Output each line exactly as it appears, skipping any embedded picture.
── Records for processing ──
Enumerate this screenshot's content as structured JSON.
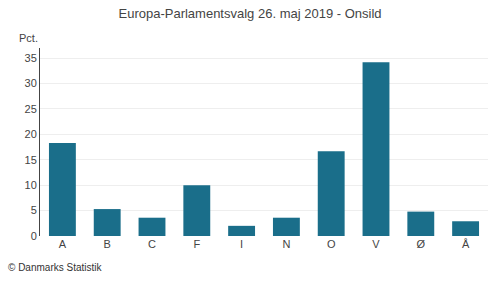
{
  "chart_data": {
    "type": "bar",
    "title": "Europa-Parlamentsvalg 26. maj 2019 - Onsild",
    "ylabel": "Pct.",
    "annotations": [
      "© Danmarks Statistik"
    ],
    "categories": [
      "A",
      "B",
      "C",
      "F",
      "I",
      "N",
      "O",
      "V",
      "Ø",
      "Å"
    ],
    "values": [
      18.3,
      5.3,
      3.6,
      10.0,
      2.0,
      3.6,
      16.7,
      34.2,
      4.8,
      2.9
    ],
    "color": "#1a6e8a",
    "ylim": [
      0,
      37
    ],
    "yticks": [
      0,
      5,
      10,
      15,
      20,
      25,
      30,
      35
    ],
    "grid": true
  }
}
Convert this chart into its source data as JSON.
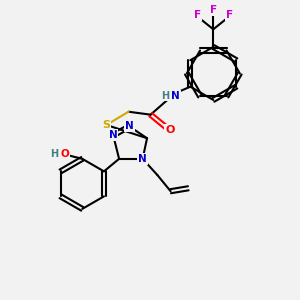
{
  "bg_color": "#f2f2f2",
  "atom_colors": {
    "C": "#000000",
    "N": "#0000cc",
    "O": "#ff0000",
    "S": "#ccaa00",
    "F": "#cc00cc",
    "H_color": "#408080"
  },
  "bond_color": "#000000"
}
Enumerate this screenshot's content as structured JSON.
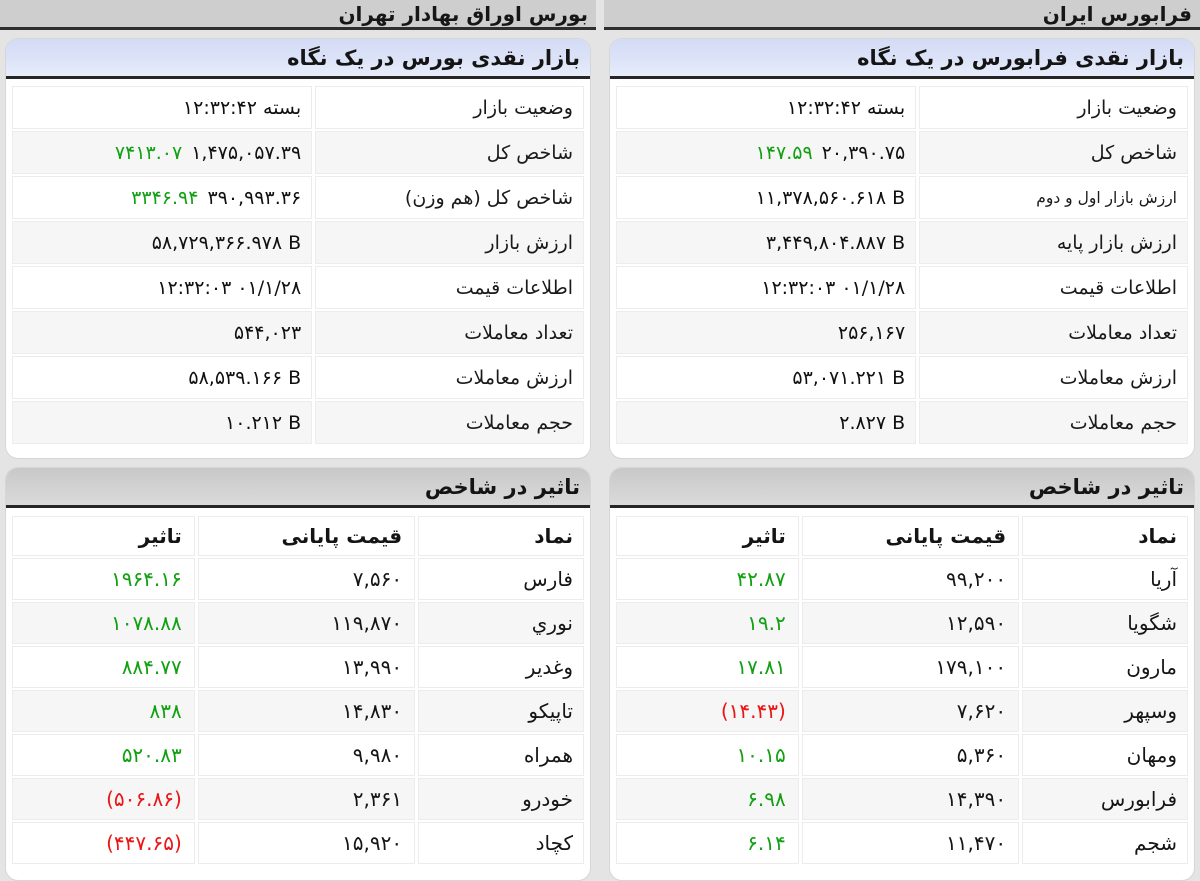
───
Response to the task ▸
Enumerate this screenshot's content as structured JSON.
{
  "chart_data": {
    "type": "bar",
    "title": "Europa-Parlamentsvalg 26. maj 2019 - Onsild",
    "ylabel": "Pct.",
    "annotations": [
      "© Danmarks Statistik"
    ],
    "categories": [
      "A",
      "B",
      "C",
      "F",
      "I",
      "N",
      "O",
      "V",
      "Ø",
      "Å"
    ],
    "values": [
      18.3,
      5.3,
      3.6,
      10.0,
      2.0,
      3.6,
      16.7,
      34.2,
      4.8,
      2.9
    ],
    "color": "#1a6e8a",
    "ylim": [
      0,
      37
    ],
    "yticks": [
      0,
      5,
      10,
      15,
      20,
      25,
      30,
      35
    ],
    "grid": true
  }
}
Convert this chart into its source data as JSON.
{
  "bg_color": "#f2f2f2",
  "atom_colors": {
    "C": "#000000",
    "N": "#0000cc",
    "O": "#ff0000",
    "S": "#ccaa00",
    "F": "#cc00cc",
    "H_color": "#408080"
  },
  "bond_color": "#000000"
}
Enumerate this screenshot's content as structured JSON.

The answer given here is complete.